TASK | Go through the records and copy each line where the word "Yerel" occurs.

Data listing
--------------------------------
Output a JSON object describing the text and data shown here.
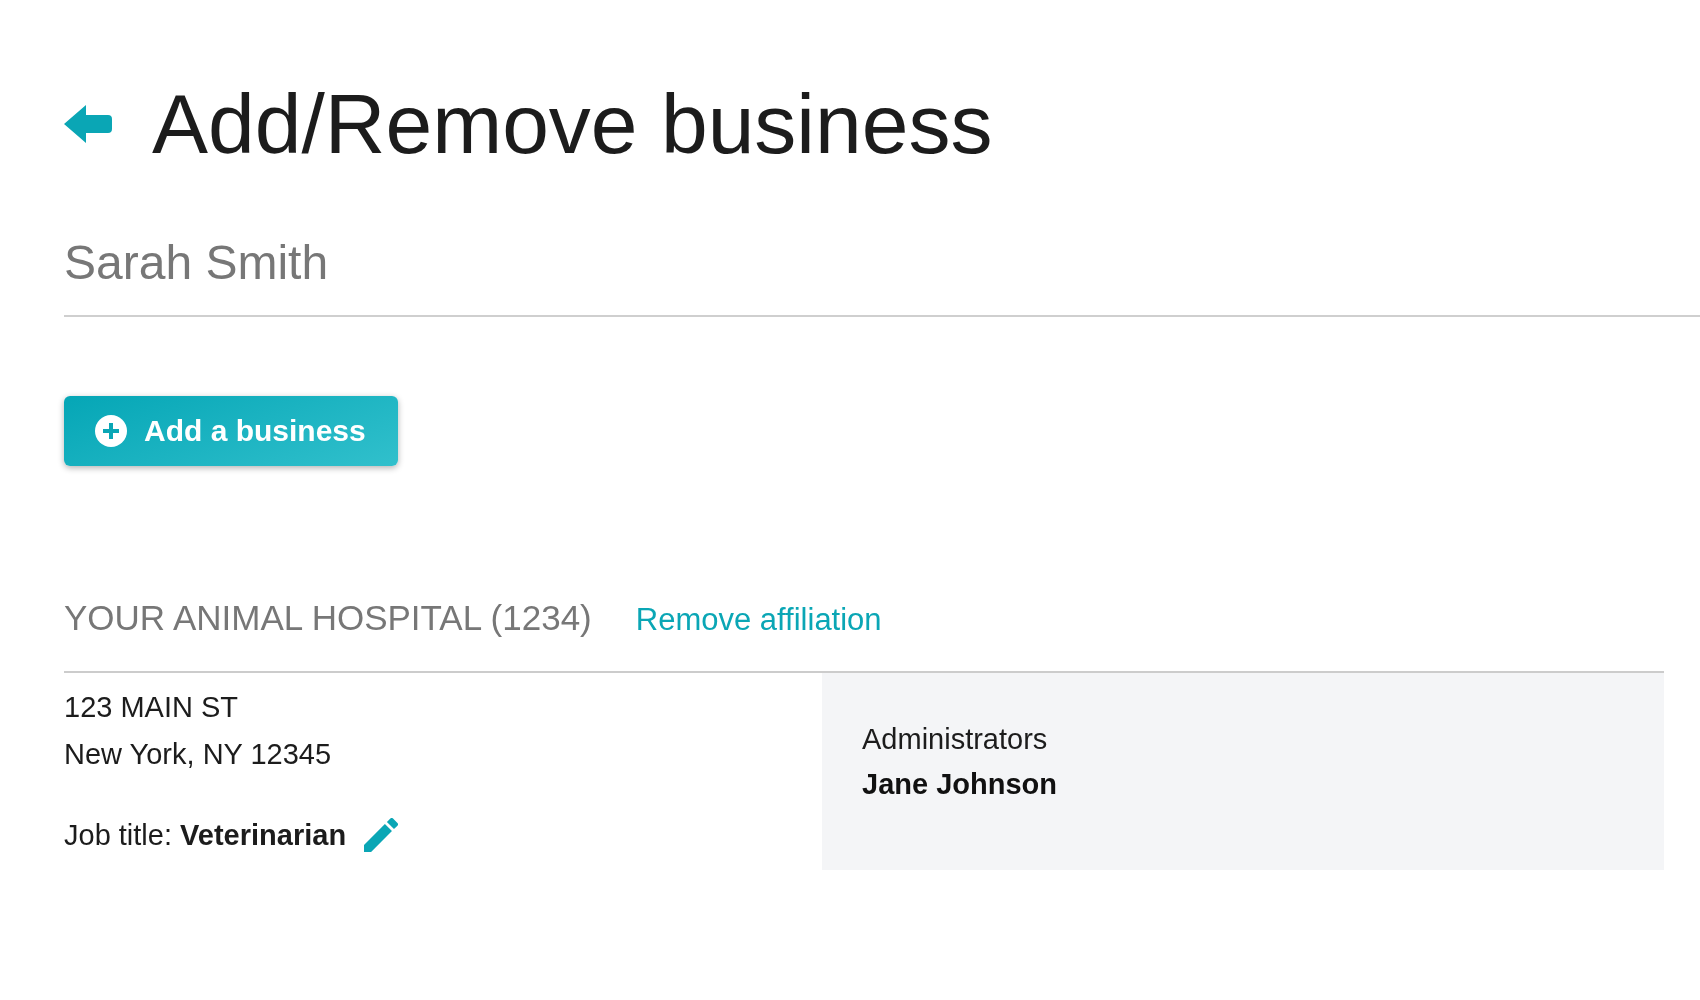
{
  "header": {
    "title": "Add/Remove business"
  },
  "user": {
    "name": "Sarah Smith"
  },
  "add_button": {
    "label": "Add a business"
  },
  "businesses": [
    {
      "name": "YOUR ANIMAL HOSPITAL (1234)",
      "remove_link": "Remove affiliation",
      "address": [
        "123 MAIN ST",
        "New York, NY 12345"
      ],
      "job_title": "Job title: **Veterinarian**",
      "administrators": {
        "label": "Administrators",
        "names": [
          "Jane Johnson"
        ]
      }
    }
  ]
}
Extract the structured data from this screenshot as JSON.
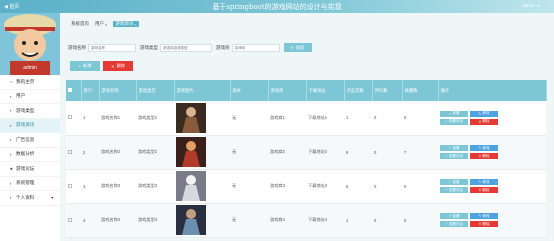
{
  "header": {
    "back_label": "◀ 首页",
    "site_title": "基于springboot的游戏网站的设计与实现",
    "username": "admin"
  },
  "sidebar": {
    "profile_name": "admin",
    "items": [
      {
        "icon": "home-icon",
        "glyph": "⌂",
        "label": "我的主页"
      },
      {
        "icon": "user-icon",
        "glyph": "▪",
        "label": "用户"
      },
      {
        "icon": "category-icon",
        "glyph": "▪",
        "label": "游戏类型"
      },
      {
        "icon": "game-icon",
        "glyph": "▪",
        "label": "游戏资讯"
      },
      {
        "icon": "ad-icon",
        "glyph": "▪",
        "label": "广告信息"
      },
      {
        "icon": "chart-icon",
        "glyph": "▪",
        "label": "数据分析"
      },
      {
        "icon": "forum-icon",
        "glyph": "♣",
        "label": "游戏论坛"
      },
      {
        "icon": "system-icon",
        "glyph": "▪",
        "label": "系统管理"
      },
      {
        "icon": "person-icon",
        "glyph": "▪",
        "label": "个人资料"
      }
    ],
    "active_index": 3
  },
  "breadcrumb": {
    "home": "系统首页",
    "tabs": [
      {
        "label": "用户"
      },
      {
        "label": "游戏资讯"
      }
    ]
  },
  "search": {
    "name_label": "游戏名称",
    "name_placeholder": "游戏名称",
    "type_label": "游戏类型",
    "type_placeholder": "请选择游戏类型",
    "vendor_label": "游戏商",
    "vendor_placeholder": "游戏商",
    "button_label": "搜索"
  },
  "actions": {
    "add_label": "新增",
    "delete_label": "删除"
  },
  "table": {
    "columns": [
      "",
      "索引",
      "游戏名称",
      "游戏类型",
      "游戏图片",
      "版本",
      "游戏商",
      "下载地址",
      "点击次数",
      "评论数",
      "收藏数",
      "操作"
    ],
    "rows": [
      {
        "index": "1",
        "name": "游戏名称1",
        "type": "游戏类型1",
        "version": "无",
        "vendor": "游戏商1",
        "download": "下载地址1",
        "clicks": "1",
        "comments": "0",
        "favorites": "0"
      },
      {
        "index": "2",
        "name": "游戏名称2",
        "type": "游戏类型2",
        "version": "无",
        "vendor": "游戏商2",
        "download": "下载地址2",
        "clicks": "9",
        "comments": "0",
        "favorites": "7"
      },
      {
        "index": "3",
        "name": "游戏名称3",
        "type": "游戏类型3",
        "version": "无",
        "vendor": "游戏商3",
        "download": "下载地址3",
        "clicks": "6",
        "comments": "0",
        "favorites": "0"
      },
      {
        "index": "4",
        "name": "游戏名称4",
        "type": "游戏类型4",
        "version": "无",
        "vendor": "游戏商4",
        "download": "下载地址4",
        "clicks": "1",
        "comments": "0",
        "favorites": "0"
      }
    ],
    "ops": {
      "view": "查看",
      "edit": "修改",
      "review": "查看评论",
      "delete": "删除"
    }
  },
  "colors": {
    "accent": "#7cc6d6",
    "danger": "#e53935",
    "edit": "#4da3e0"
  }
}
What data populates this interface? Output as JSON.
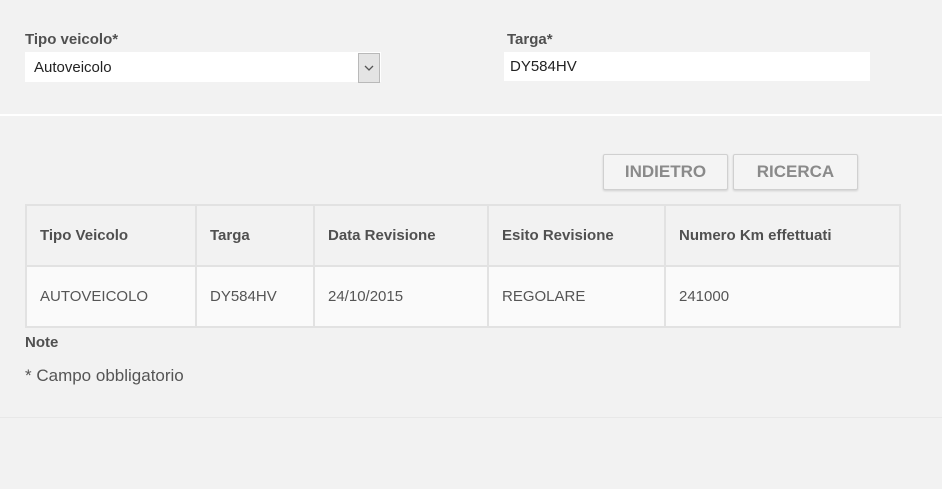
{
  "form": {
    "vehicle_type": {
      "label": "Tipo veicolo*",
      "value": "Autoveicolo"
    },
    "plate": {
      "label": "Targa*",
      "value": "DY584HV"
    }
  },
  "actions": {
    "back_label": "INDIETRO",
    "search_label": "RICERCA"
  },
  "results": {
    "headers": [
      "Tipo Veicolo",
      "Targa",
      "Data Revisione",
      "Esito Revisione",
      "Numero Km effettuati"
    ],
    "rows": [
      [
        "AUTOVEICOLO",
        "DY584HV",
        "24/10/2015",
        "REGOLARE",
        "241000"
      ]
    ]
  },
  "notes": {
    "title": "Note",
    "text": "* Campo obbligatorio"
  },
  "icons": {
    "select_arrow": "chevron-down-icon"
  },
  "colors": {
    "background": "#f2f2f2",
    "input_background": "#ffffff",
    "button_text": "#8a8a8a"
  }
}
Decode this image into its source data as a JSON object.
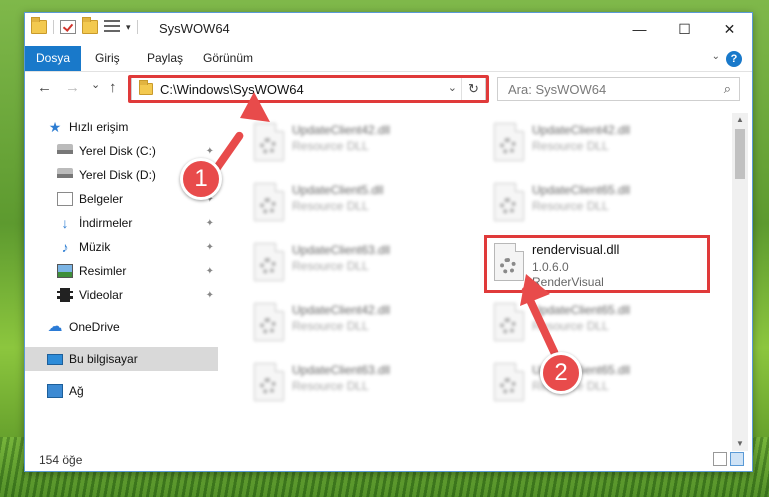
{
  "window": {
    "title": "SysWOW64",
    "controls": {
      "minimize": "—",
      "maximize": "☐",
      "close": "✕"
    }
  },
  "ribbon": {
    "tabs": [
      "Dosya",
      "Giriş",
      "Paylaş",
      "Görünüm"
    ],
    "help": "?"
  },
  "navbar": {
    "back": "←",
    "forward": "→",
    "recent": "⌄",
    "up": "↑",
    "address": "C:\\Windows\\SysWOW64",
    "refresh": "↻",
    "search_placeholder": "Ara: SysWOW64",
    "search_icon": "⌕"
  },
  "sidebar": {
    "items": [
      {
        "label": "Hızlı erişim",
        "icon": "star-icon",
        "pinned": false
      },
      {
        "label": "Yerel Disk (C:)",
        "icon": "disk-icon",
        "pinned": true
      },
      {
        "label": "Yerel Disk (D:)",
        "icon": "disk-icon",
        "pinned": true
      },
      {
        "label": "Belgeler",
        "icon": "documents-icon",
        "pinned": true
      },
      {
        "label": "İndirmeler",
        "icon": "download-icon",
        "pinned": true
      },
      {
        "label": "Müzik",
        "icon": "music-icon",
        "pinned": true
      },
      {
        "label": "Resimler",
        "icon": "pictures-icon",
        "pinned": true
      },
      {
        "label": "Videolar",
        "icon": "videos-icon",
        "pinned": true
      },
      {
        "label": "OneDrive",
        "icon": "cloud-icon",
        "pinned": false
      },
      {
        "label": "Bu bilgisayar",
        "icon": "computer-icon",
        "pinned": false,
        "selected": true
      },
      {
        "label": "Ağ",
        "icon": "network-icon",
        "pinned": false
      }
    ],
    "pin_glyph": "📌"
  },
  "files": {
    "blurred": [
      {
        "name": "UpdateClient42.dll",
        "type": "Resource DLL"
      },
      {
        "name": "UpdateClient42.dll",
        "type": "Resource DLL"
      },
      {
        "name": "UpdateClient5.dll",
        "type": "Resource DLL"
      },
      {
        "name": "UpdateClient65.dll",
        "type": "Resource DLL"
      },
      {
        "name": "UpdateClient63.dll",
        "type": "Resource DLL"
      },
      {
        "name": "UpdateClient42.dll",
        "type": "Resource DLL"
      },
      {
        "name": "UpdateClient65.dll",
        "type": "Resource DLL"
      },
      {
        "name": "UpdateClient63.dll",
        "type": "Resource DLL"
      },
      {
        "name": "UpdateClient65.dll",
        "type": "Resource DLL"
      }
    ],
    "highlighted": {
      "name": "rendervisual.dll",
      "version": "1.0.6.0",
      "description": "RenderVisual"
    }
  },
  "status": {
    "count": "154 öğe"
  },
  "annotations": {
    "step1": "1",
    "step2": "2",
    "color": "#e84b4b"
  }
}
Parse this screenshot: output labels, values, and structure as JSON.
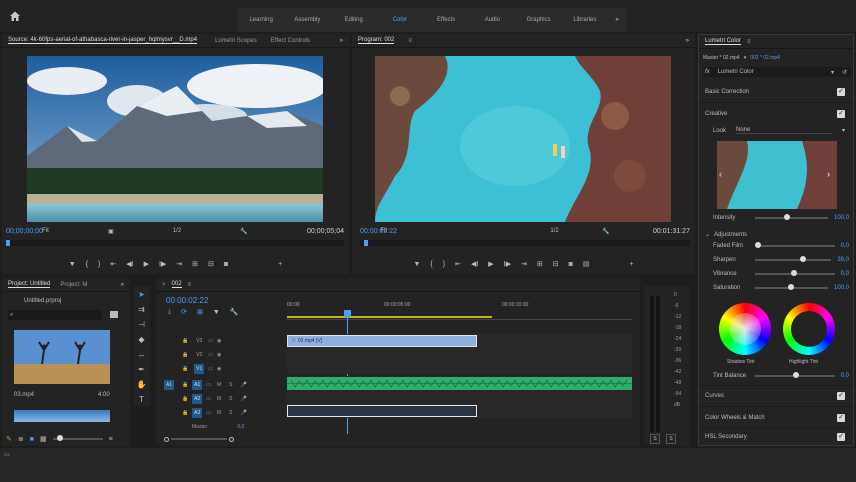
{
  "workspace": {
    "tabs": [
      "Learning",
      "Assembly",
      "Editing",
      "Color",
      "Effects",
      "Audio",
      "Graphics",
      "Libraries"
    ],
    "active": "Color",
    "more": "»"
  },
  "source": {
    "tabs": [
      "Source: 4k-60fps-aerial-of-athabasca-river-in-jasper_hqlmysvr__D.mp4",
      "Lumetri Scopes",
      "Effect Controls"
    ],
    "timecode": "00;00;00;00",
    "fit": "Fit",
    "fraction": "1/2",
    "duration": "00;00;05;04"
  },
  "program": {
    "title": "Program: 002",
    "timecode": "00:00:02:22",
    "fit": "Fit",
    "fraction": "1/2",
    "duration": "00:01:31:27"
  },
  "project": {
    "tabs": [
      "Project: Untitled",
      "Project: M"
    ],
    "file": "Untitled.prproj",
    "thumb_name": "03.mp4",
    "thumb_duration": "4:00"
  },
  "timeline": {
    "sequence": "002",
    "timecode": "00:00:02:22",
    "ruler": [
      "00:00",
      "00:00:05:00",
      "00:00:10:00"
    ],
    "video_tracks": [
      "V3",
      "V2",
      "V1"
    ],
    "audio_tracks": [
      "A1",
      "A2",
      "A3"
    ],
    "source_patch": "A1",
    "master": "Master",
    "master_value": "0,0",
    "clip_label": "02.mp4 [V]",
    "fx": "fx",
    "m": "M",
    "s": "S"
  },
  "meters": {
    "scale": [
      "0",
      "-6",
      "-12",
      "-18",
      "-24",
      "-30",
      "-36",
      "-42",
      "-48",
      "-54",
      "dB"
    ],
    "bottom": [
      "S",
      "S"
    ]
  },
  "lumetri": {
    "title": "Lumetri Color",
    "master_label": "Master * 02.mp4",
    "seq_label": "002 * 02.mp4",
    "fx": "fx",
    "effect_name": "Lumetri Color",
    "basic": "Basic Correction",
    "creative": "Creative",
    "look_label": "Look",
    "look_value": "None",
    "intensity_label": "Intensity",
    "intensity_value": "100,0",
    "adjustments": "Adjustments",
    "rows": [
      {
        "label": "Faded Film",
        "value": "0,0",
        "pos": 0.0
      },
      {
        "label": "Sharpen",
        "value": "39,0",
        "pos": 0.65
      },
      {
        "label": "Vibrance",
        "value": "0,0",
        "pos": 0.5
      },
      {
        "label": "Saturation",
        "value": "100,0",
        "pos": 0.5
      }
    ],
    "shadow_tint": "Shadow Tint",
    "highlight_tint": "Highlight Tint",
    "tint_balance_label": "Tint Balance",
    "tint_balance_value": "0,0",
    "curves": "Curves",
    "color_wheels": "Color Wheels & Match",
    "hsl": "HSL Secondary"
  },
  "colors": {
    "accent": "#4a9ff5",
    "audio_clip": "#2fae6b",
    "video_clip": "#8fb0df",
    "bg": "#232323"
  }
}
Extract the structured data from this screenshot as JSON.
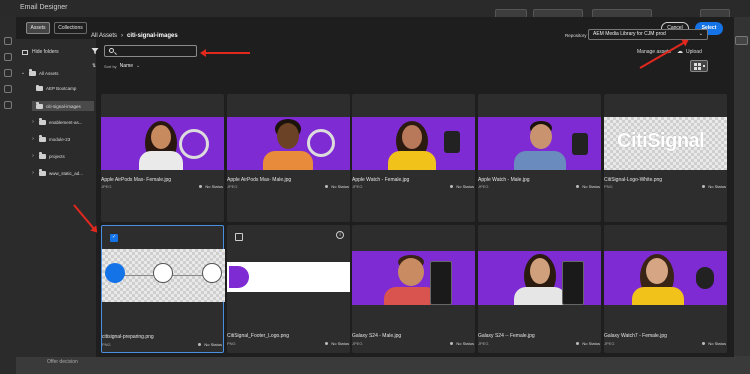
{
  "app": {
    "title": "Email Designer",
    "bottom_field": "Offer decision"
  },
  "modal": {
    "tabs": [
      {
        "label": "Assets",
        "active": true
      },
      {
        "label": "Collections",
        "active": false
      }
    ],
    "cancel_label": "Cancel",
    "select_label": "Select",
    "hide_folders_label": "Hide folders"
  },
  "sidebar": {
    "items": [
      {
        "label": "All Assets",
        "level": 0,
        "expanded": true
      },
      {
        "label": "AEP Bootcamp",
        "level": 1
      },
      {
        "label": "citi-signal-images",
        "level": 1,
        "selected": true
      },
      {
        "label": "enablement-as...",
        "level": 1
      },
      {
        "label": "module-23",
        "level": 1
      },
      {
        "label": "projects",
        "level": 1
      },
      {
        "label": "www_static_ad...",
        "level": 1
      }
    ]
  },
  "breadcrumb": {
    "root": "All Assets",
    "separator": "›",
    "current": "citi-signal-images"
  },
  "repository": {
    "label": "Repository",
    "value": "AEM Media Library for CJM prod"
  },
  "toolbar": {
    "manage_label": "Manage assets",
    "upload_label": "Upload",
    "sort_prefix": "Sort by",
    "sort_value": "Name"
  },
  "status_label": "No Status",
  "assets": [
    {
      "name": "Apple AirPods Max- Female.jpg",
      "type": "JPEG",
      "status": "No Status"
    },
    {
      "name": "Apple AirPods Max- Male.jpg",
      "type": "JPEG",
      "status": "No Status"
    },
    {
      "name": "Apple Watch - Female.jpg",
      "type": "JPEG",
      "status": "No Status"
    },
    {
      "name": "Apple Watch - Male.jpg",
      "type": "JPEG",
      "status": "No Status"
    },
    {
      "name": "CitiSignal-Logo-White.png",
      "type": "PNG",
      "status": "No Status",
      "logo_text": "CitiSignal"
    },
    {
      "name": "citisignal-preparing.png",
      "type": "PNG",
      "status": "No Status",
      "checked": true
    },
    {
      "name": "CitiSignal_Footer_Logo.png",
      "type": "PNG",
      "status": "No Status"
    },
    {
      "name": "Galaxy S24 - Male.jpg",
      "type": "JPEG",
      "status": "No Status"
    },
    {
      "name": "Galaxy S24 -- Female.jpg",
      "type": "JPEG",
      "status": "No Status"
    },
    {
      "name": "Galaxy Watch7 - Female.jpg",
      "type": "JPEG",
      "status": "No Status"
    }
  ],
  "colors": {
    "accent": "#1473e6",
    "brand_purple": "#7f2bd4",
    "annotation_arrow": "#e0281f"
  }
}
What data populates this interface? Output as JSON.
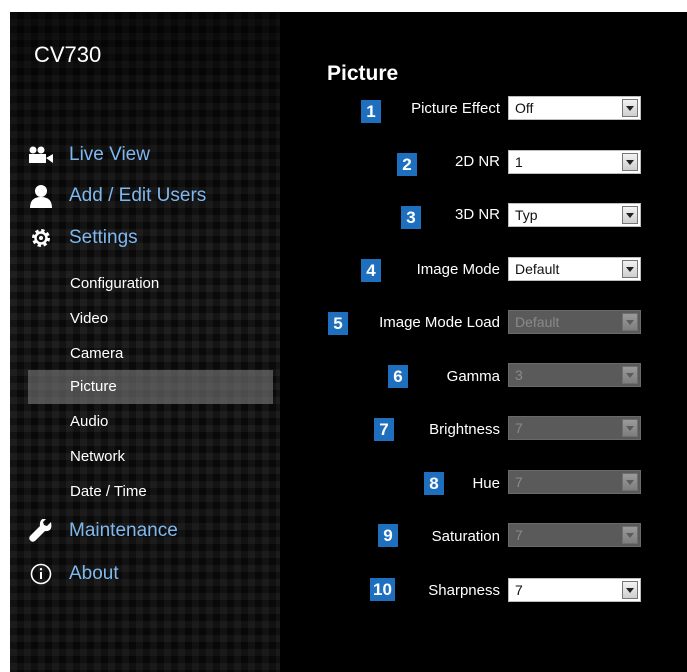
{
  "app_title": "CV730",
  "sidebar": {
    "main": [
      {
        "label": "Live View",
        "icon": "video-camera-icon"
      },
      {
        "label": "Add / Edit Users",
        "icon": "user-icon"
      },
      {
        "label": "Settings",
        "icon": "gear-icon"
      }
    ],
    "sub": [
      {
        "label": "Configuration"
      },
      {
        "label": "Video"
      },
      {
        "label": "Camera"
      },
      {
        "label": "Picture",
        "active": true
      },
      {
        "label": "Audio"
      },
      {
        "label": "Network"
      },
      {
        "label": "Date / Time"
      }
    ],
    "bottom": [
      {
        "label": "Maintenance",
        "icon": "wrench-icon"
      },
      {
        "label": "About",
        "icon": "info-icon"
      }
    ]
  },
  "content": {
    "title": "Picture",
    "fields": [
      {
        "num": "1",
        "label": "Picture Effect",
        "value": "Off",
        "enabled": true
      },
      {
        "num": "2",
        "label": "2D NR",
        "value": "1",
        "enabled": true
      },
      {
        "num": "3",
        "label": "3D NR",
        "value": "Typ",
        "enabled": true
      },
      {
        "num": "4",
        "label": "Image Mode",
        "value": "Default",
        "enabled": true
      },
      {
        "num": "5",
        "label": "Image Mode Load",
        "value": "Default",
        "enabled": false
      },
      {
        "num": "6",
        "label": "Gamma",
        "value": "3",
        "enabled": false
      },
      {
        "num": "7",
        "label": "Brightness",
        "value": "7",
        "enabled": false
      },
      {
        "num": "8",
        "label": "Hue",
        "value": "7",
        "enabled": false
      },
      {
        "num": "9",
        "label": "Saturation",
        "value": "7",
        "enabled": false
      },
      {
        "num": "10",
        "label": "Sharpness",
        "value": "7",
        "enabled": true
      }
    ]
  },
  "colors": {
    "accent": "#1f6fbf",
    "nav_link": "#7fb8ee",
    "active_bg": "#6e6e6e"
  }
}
--------------------------------
CORRECT RESULT |
        "label": "Yerel Disk (C:)",
        "label": "Yerel Disk (D:)",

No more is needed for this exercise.